Given records
— start —

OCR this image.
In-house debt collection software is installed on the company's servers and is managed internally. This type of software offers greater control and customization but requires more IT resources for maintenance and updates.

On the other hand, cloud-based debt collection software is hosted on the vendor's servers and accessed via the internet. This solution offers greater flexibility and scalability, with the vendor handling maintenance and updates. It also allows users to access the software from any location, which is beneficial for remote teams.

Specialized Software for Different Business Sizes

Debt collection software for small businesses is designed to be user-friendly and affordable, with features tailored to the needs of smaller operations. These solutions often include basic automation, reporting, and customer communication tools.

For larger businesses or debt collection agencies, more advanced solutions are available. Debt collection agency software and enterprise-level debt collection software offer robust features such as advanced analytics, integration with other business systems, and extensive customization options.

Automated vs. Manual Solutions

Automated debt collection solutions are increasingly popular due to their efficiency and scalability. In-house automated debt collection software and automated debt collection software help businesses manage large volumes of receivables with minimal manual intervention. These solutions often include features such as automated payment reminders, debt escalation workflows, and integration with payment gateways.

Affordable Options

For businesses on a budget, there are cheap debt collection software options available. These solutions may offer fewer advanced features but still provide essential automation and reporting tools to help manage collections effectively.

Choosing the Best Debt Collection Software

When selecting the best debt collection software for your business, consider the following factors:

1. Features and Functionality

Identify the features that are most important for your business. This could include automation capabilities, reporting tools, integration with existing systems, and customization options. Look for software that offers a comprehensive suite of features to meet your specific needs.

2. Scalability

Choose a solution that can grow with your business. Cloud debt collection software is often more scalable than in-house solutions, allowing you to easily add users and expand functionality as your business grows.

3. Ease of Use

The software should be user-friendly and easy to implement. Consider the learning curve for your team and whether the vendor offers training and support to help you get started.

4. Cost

— end —

Task to carry out
Of all the lines in the data above, state how many include "advanced". Say only the number.

Expected answer
2